▶ [What you are asked to do] Every entry must be duplicated precisely as written.

BEGIN Dataset records

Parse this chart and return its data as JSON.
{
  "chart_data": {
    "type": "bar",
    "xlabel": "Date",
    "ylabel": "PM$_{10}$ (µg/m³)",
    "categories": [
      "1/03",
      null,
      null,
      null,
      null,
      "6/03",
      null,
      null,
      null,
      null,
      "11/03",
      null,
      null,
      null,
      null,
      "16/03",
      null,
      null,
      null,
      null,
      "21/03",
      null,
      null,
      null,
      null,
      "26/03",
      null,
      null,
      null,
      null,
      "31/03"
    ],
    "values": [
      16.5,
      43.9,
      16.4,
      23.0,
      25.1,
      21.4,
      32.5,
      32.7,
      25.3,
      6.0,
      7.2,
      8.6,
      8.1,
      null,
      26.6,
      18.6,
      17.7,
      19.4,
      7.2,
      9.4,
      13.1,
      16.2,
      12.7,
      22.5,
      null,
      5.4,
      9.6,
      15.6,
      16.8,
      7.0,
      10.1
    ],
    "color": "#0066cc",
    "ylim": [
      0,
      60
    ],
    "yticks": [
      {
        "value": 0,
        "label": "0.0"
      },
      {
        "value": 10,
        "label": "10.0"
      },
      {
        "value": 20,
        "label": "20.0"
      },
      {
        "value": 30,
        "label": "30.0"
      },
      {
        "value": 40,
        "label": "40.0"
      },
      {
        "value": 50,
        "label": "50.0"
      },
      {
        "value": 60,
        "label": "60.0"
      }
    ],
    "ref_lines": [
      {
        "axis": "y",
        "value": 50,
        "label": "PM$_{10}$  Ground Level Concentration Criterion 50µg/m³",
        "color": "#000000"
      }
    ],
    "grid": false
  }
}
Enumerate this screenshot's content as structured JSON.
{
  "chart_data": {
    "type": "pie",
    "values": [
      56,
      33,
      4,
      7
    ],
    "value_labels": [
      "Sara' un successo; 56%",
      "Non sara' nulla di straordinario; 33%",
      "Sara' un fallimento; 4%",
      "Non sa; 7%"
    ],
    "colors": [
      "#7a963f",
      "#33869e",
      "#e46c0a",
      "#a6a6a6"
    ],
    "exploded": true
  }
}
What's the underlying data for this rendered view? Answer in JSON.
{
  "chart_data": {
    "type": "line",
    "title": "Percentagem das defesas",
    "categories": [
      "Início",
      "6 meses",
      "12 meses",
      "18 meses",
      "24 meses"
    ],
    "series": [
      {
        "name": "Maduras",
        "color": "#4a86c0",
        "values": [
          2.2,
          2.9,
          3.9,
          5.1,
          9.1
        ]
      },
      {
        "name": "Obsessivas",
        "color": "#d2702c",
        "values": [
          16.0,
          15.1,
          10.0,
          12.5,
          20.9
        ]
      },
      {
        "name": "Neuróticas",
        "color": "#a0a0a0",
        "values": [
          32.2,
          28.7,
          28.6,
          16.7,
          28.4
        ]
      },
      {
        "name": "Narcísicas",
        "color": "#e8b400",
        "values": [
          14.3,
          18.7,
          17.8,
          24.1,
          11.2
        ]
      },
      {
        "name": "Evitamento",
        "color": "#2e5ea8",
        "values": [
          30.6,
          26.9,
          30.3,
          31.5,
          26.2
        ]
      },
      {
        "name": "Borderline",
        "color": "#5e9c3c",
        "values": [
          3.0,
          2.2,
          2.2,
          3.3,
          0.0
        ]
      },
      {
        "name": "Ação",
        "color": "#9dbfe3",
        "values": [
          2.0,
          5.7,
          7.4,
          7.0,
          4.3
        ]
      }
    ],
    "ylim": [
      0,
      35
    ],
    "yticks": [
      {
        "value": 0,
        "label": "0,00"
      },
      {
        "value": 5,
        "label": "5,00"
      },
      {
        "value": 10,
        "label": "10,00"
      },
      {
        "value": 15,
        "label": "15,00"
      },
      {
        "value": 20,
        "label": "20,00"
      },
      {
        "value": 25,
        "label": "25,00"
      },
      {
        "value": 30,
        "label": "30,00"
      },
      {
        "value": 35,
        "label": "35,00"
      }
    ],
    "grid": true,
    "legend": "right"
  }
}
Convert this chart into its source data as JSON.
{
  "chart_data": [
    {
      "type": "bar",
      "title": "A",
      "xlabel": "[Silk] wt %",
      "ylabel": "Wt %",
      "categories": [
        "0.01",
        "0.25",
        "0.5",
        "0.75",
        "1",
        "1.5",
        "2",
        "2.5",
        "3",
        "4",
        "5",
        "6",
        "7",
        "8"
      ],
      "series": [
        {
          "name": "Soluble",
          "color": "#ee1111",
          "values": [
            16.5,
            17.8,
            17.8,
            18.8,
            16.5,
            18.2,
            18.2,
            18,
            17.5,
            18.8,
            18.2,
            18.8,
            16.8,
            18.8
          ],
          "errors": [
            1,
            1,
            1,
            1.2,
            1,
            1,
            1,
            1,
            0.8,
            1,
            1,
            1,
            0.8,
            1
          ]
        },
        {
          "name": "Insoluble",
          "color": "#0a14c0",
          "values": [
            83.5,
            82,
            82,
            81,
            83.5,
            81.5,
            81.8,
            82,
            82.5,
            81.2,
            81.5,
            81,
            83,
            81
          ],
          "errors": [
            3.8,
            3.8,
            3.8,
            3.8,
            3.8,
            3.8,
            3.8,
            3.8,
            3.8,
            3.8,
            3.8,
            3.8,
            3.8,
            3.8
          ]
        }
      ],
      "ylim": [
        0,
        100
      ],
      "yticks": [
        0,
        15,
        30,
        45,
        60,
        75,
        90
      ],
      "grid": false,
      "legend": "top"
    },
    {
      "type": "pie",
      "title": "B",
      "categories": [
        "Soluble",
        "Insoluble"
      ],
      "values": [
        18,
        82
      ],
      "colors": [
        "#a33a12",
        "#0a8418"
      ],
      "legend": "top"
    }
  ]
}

END Dataset records

▶ [Worked answer]
Parse this chart and return its data as JSON.
{
  "chart_data": {
    "type": "bar",
    "xlabel": "Date",
    "ylabel": "PM$_{10}$ (µg/m³)",
    "categories": [
      "1/03",
      null,
      null,
      null,
      null,
      "6/03",
      null,
      null,
      null,
      null,
      "11/03",
      null,
      null,
      null,
      null,
      "16/03",
      null,
      null,
      null,
      null,
      "21/03",
      null,
      null,
      null,
      null,
      "26/03",
      null,
      null,
      null,
      null,
      "31/03"
    ],
    "values": [
      16.5,
      43.9,
      16.4,
      23.0,
      25.1,
      21.4,
      32.5,
      32.7,
      25.3,
      6.0,
      7.2,
      8.6,
      8.1,
      null,
      26.6,
      18.6,
      17.7,
      19.4,
      7.2,
      9.4,
      13.1,
      16.2,
      12.7,
      22.5,
      null,
      5.4,
      9.6,
      15.6,
      16.8,
      7.0,
      10.1
    ],
    "color": "#0066cc",
    "ylim": [
      0,
      60
    ],
    "yticks": [
      {
        "value": 0,
        "label": "0.0"
      },
      {
        "value": 10,
        "label": "10.0"
      },
      {
        "value": 20,
        "label": "20.0"
      },
      {
        "value": 30,
        "label": "30.0"
      },
      {
        "value": 40,
        "label": "40.0"
      },
      {
        "value": 50,
        "label": "50.0"
      },
      {
        "value": 60,
        "label": "60.0"
      }
    ],
    "ref_lines": [
      {
        "axis": "y",
        "value": 50,
        "label": "PM$_{10}$  Ground Level Concentration Criterion 50µg/m³",
        "color": "#000000"
      }
    ],
    "grid": false
  }
}
Enumerate this screenshot's content as structured JSON.
{
  "chart_data": {
    "type": "pie",
    "values": [
      56,
      33,
      4,
      7
    ],
    "value_labels": [
      "Sara' un successo; 56%",
      "Non sara' nulla di straordinario; 33%",
      "Sara' un fallimento; 4%",
      "Non sa; 7%"
    ],
    "colors": [
      "#7a963f",
      "#33869e",
      "#e46c0a",
      "#a6a6a6"
    ],
    "exploded": true
  }
}
What's the underlying data for this rendered view? Answer in JSON.
{
  "chart_data": {
    "type": "line",
    "title": "Percentagem das defesas",
    "categories": [
      "Início",
      "6 meses",
      "12 meses",
      "18 meses",
      "24 meses"
    ],
    "series": [
      {
        "name": "Maduras",
        "color": "#4a86c0",
        "values": [
          2.2,
          2.9,
          3.9,
          5.1,
          9.1
        ]
      },
      {
        "name": "Obsessivas",
        "color": "#d2702c",
        "values": [
          16.0,
          15.1,
          10.0,
          12.5,
          20.9
        ]
      },
      {
        "name": "Neuróticas",
        "color": "#a0a0a0",
        "values": [
          32.2,
          28.7,
          28.6,
          16.7,
          28.4
        ]
      },
      {
        "name": "Narcísicas",
        "color": "#e8b400",
        "values": [
          14.3,
          18.7,
          17.8,
          24.1,
          11.2
        ]
      },
      {
        "name": "Evitamento",
        "color": "#2e5ea8",
        "values": [
          30.6,
          26.9,
          30.3,
          31.5,
          26.2
        ]
      },
      {
        "name": "Borderline",
        "color": "#5e9c3c",
        "values": [
          3.0,
          2.2,
          2.2,
          3.3,
          0.0
        ]
      },
      {
        "name": "Ação",
        "color": "#9dbfe3",
        "values": [
          2.0,
          5.7,
          7.4,
          7.0,
          4.3
        ]
      }
    ],
    "ylim": [
      0,
      35
    ],
    "yticks": [
      {
        "value": 0,
        "label": "0,00"
      },
      {
        "value": 5,
        "label": "5,00"
      },
      {
        "value": 10,
        "label": "10,00"
      },
      {
        "value": 15,
        "label": "15,00"
      },
      {
        "value": 20,
        "label": "20,00"
      },
      {
        "value": 25,
        "label": "25,00"
      },
      {
        "value": 30,
        "label": "30,00"
      },
      {
        "value": 35,
        "label": "35,00"
      }
    ],
    "grid": true,
    "legend": "right"
  }
}
Convert this chart into its source data as JSON.
{
  "chart_data": [
    {
      "type": "bar",
      "title": "A",
      "xlabel": "[Silk] wt %",
      "ylabel": "Wt %",
      "categories": [
        "0.01",
        "0.25",
        "0.5",
        "0.75",
        "1",
        "1.5",
        "2",
        "2.5",
        "3",
        "4",
        "5",
        "6",
        "7",
        "8"
      ],
      "series": [
        {
          "name": "Soluble",
          "color": "#ee1111",
          "values": [
            16.5,
            17.8,
            17.8,
            18.8,
            16.5,
            18.2,
            18.2,
            18,
            17.5,
            18.8,
            18.2,
            18.8,
            16.8,
            18.8
          ],
          "errors": [
            1,
            1,
            1,
            1.2,
            1,
            1,
            1,
            1,
            0.8,
            1,
            1,
            1,
            0.8,
            1
          ]
        },
        {
          "name": "Insoluble",
          "color": "#0a14c0",
          "values": [
            83.5,
            82,
            82,
            81,
            83.5,
            81.5,
            81.8,
            82,
            82.5,
            81.2,
            81.5,
            81,
            83,
            81
          ],
          "errors": [
            3.8,
            3.8,
            3.8,
            3.8,
            3.8,
            3.8,
            3.8,
            3.8,
            3.8,
            3.8,
            3.8,
            3.8,
            3.8,
            3.8
          ]
        }
      ],
      "ylim": [
        0,
        100
      ],
      "yticks": [
        0,
        15,
        30,
        45,
        60,
        75,
        90
      ],
      "grid": false,
      "legend": "top"
    },
    {
      "type": "pie",
      "title": "B",
      "categories": [
        "Soluble",
        "Insoluble"
      ],
      "values": [
        18,
        82
      ],
      "colors": [
        "#a33a12",
        "#0a8418"
      ],
      "legend": "top"
    }
  ]
}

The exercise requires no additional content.